§ **Objective**: Exactly as written, print each record in the listing.

§ **Records for the exercise**:
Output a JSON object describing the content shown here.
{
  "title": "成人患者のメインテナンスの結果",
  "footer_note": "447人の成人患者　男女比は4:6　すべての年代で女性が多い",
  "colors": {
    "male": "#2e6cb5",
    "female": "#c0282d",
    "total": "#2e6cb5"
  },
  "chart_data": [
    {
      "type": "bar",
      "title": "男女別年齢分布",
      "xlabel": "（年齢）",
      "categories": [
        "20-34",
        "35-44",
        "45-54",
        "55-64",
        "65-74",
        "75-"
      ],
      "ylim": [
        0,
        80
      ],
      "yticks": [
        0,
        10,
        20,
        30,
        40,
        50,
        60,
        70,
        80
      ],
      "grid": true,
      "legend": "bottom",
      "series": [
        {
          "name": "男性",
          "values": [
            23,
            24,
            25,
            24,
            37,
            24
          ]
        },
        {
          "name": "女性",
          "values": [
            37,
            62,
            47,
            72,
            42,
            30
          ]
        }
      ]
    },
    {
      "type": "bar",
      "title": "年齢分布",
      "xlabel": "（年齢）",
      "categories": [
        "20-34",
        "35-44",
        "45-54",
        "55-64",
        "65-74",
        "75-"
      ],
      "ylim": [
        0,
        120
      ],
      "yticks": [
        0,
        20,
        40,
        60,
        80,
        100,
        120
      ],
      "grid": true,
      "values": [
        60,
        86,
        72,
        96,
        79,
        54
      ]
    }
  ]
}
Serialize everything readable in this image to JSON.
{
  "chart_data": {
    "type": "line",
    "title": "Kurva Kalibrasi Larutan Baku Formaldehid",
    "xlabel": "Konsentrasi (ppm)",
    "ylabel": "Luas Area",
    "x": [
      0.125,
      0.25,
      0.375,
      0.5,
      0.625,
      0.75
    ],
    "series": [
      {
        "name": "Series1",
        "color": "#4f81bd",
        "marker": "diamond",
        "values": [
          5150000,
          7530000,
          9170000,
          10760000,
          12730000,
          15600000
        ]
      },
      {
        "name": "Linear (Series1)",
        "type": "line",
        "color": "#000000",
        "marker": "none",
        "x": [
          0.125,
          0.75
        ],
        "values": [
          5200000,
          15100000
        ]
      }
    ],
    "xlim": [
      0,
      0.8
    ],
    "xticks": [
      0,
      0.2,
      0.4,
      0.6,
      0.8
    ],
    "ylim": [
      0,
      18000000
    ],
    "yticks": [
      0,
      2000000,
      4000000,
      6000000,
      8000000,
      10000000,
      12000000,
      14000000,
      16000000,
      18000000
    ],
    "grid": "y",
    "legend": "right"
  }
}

§ **Result below**:
Output a JSON object describing the content shown here.
{
  "title": "成人患者のメインテナンスの結果",
  "footer_note": "447人の成人患者　男女比は4:6　すべての年代で女性が多い",
  "colors": {
    "male": "#2e6cb5",
    "female": "#c0282d",
    "total": "#2e6cb5"
  },
  "chart_data": [
    {
      "type": "bar",
      "title": "男女別年齢分布",
      "xlabel": "（年齢）",
      "categories": [
        "20-34",
        "35-44",
        "45-54",
        "55-64",
        "65-74",
        "75-"
      ],
      "ylim": [
        0,
        80
      ],
      "yticks": [
        0,
        10,
        20,
        30,
        40,
        50,
        60,
        70,
        80
      ],
      "grid": true,
      "legend": "bottom",
      "series": [
        {
          "name": "男性",
          "values": [
            23,
            24,
            25,
            24,
            37,
            24
          ]
        },
        {
          "name": "女性",
          "values": [
            37,
            62,
            47,
            72,
            42,
            30
          ]
        }
      ]
    },
    {
      "type": "bar",
      "title": "年齢分布",
      "xlabel": "（年齢）",
      "categories": [
        "20-34",
        "35-44",
        "45-54",
        "55-64",
        "65-74",
        "75-"
      ],
      "ylim": [
        0,
        120
      ],
      "yticks": [
        0,
        20,
        40,
        60,
        80,
        100,
        120
      ],
      "grid": true,
      "values": [
        60,
        86,
        72,
        96,
        79,
        54
      ]
    }
  ]
}
Serialize everything readable in this image to JSON.
{
  "chart_data": {
    "type": "line",
    "title": "Kurva Kalibrasi Larutan Baku Formaldehid",
    "xlabel": "Konsentrasi (ppm)",
    "ylabel": "Luas Area",
    "x": [
      0.125,
      0.25,
      0.375,
      0.5,
      0.625,
      0.75
    ],
    "series": [
      {
        "name": "Series1",
        "color": "#4f81bd",
        "marker": "diamond",
        "values": [
          5150000,
          7530000,
          9170000,
          10760000,
          12730000,
          15600000
        ]
      },
      {
        "name": "Linear (Series1)",
        "type": "line",
        "color": "#000000",
        "marker": "none",
        "x": [
          0.125,
          0.75
        ],
        "values": [
          5200000,
          15100000
        ]
      }
    ],
    "xlim": [
      0,
      0.8
    ],
    "xticks": [
      0,
      0.2,
      0.4,
      0.6,
      0.8
    ],
    "ylim": [
      0,
      18000000
    ],
    "yticks": [
      0,
      2000000,
      4000000,
      6000000,
      8000000,
      10000000,
      12000000,
      14000000,
      16000000,
      18000000
    ],
    "grid": "y",
    "legend": "right"
  }
}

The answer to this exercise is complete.